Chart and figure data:
⟨

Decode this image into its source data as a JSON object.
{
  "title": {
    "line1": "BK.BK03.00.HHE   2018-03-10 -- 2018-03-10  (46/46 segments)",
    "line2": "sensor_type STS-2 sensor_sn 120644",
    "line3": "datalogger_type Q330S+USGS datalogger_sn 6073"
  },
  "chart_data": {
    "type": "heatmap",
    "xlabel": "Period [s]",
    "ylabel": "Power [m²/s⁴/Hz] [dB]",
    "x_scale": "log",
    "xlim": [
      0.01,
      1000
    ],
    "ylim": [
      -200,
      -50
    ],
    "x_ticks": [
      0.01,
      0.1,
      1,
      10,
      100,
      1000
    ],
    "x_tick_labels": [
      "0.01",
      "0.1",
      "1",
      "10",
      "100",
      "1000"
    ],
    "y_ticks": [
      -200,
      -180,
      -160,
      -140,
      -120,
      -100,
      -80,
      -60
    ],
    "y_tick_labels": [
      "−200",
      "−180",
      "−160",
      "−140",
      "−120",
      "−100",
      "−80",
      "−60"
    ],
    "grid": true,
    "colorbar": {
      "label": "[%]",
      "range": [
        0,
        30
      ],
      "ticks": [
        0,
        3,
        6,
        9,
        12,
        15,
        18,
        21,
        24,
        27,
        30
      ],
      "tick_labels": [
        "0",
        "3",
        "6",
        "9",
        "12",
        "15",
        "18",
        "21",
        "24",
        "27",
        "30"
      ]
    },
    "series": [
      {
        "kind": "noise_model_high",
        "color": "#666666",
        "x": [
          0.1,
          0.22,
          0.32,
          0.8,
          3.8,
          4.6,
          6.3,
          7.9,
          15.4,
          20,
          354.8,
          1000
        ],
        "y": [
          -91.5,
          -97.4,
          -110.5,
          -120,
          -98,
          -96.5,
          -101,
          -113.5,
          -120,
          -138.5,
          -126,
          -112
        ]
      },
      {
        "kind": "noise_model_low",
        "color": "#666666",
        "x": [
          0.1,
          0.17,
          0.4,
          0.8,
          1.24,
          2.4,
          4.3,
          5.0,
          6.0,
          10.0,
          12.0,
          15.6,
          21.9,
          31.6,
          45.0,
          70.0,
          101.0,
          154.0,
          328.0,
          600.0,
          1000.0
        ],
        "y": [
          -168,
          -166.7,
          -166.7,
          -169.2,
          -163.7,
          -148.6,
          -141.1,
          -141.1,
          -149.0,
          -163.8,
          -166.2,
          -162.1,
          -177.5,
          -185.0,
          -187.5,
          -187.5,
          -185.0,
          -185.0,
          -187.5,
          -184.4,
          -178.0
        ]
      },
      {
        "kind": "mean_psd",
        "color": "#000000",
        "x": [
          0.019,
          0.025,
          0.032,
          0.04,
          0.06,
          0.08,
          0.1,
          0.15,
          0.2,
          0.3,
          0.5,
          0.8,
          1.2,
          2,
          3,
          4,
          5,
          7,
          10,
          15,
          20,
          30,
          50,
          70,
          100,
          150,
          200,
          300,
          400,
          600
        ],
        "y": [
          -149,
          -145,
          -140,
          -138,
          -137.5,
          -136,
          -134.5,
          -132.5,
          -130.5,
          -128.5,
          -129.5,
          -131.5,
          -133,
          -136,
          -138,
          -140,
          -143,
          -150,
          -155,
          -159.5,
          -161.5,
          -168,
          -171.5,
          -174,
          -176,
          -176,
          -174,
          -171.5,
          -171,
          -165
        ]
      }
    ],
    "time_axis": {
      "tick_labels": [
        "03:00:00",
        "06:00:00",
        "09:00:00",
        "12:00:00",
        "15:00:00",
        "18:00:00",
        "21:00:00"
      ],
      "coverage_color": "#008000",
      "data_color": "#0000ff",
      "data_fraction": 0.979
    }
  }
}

⟩

> [Exercise brief]: Please set down the whole listing above without altering a single line.

> [Exercise result]:
Decode this image into its source data as a JSON object.
{
  "title": {
    "line1": "BK.BK03.00.HHE   2018-03-10 -- 2018-03-10  (46/46 segments)",
    "line2": "sensor_type STS-2 sensor_sn 120644",
    "line3": "datalogger_type Q330S+USGS datalogger_sn 6073"
  },
  "chart_data": {
    "type": "heatmap",
    "xlabel": "Period [s]",
    "ylabel": "Power [m²/s⁴/Hz] [dB]",
    "x_scale": "log",
    "xlim": [
      0.01,
      1000
    ],
    "ylim": [
      -200,
      -50
    ],
    "x_ticks": [
      0.01,
      0.1,
      1,
      10,
      100,
      1000
    ],
    "x_tick_labels": [
      "0.01",
      "0.1",
      "1",
      "10",
      "100",
      "1000"
    ],
    "y_ticks": [
      -200,
      -180,
      -160,
      -140,
      -120,
      -100,
      -80,
      -60
    ],
    "y_tick_labels": [
      "−200",
      "−180",
      "−160",
      "−140",
      "−120",
      "−100",
      "−80",
      "−60"
    ],
    "grid": true,
    "colorbar": {
      "label": "[%]",
      "range": [
        0,
        30
      ],
      "ticks": [
        0,
        3,
        6,
        9,
        12,
        15,
        18,
        21,
        24,
        27,
        30
      ],
      "tick_labels": [
        "0",
        "3",
        "6",
        "9",
        "12",
        "15",
        "18",
        "21",
        "24",
        "27",
        "30"
      ]
    },
    "series": [
      {
        "kind": "noise_model_high",
        "color": "#666666",
        "x": [
          0.1,
          0.22,
          0.32,
          0.8,
          3.8,
          4.6,
          6.3,
          7.9,
          15.4,
          20,
          354.8,
          1000
        ],
        "y": [
          -91.5,
          -97.4,
          -110.5,
          -120,
          -98,
          -96.5,
          -101,
          -113.5,
          -120,
          -138.5,
          -126,
          -112
        ]
      },
      {
        "kind": "noise_model_low",
        "color": "#666666",
        "x": [
          0.1,
          0.17,
          0.4,
          0.8,
          1.24,
          2.4,
          4.3,
          5.0,
          6.0,
          10.0,
          12.0,
          15.6,
          21.9,
          31.6,
          45.0,
          70.0,
          101.0,
          154.0,
          328.0,
          600.0,
          1000.0
        ],
        "y": [
          -168,
          -166.7,
          -166.7,
          -169.2,
          -163.7,
          -148.6,
          -141.1,
          -141.1,
          -149.0,
          -163.8,
          -166.2,
          -162.1,
          -177.5,
          -185.0,
          -187.5,
          -187.5,
          -185.0,
          -185.0,
          -187.5,
          -184.4,
          -178.0
        ]
      },
      {
        "kind": "mean_psd",
        "color": "#000000",
        "x": [
          0.019,
          0.025,
          0.032,
          0.04,
          0.06,
          0.08,
          0.1,
          0.15,
          0.2,
          0.3,
          0.5,
          0.8,
          1.2,
          2,
          3,
          4,
          5,
          7,
          10,
          15,
          20,
          30,
          50,
          70,
          100,
          150,
          200,
          300,
          400,
          600
        ],
        "y": [
          -149,
          -145,
          -140,
          -138,
          -137.5,
          -136,
          -134.5,
          -132.5,
          -130.5,
          -128.5,
          -129.5,
          -131.5,
          -133,
          -136,
          -138,
          -140,
          -143,
          -150,
          -155,
          -159.5,
          -161.5,
          -168,
          -171.5,
          -174,
          -176,
          -176,
          -174,
          -171.5,
          -171,
          -165
        ]
      }
    ],
    "time_axis": {
      "tick_labels": [
        "03:00:00",
        "06:00:00",
        "09:00:00",
        "12:00:00",
        "15:00:00",
        "18:00:00",
        "21:00:00"
      ],
      "coverage_color": "#008000",
      "data_color": "#0000ff",
      "data_fraction": 0.979
    }
  }
}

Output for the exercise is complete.